─── Recorded information
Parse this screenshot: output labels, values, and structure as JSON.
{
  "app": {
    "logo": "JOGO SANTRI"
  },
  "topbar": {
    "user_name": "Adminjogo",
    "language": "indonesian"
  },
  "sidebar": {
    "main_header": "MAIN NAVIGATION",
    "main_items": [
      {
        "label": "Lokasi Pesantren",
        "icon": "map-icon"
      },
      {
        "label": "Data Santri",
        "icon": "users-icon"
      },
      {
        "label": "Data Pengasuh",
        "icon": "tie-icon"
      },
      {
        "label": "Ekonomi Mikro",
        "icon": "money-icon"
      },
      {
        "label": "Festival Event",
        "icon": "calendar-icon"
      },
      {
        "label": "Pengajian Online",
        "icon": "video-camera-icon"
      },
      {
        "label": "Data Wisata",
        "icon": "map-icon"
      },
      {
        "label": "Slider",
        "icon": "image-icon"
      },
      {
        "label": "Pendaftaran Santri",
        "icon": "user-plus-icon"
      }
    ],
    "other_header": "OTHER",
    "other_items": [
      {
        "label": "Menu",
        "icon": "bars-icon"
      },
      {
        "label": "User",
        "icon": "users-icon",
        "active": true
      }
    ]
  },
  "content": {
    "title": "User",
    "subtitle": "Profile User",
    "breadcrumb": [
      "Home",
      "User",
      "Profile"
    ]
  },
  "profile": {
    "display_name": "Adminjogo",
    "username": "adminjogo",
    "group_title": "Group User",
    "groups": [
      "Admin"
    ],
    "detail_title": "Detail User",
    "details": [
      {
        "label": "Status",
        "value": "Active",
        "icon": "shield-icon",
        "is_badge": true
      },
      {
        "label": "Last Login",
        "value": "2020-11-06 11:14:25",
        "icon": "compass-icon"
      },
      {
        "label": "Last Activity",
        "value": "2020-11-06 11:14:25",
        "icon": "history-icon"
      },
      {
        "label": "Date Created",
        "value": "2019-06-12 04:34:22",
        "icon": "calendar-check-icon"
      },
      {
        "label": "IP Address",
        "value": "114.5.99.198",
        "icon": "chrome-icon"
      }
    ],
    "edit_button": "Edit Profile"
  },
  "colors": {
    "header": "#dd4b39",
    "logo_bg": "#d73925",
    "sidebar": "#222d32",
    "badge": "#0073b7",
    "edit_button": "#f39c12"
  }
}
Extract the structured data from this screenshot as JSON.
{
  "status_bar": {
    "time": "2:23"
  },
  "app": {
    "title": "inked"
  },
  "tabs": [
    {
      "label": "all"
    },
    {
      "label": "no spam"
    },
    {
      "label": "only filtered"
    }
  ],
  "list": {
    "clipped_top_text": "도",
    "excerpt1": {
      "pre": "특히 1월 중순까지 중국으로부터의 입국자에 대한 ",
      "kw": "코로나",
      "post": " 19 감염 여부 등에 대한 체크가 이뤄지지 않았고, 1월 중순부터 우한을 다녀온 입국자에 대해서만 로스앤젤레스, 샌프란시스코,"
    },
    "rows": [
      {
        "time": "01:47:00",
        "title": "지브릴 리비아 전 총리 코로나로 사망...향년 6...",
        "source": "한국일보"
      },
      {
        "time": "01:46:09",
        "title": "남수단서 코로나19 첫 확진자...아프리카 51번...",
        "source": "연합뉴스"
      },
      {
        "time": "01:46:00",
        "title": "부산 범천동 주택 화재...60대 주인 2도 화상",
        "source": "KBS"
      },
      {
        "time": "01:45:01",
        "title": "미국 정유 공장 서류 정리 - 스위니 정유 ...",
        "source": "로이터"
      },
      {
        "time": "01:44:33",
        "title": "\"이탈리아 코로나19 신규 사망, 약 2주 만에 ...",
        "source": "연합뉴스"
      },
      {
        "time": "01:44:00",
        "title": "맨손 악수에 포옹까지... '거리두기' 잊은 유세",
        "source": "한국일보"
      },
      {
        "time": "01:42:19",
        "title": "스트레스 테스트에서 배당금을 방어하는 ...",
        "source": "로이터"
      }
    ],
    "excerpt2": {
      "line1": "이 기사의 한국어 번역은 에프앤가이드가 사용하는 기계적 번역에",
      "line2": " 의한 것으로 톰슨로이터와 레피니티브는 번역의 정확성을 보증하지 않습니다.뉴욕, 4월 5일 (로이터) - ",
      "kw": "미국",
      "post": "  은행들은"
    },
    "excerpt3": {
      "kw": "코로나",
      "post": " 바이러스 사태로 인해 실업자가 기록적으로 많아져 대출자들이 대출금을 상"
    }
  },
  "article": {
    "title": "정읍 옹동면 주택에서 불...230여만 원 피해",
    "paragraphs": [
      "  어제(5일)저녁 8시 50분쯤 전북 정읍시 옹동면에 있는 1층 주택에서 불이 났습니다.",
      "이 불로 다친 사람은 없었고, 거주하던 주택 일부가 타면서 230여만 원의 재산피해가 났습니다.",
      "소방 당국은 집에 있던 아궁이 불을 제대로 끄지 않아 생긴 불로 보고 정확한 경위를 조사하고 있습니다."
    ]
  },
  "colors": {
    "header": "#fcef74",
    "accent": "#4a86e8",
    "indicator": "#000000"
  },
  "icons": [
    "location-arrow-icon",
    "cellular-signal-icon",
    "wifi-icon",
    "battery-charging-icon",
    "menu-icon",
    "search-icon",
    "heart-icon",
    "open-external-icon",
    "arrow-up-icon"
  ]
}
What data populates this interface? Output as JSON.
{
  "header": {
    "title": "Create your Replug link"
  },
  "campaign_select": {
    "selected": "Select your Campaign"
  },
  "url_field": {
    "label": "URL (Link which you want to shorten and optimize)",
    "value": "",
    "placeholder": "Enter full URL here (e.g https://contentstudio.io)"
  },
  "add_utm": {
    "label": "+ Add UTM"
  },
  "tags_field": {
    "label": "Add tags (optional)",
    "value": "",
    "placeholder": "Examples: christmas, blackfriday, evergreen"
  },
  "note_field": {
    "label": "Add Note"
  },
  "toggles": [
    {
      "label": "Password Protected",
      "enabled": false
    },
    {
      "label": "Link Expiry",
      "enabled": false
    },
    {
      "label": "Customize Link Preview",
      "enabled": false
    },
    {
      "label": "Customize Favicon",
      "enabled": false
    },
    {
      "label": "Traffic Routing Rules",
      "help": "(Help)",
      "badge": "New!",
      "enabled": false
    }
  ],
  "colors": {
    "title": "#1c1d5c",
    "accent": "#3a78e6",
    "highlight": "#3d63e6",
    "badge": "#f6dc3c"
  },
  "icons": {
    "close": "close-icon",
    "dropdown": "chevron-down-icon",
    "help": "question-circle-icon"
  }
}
──────
• _Directions for this task_: Determine how many lines of this listing contain "post", and give only the number.

• _Exercise answer_: 3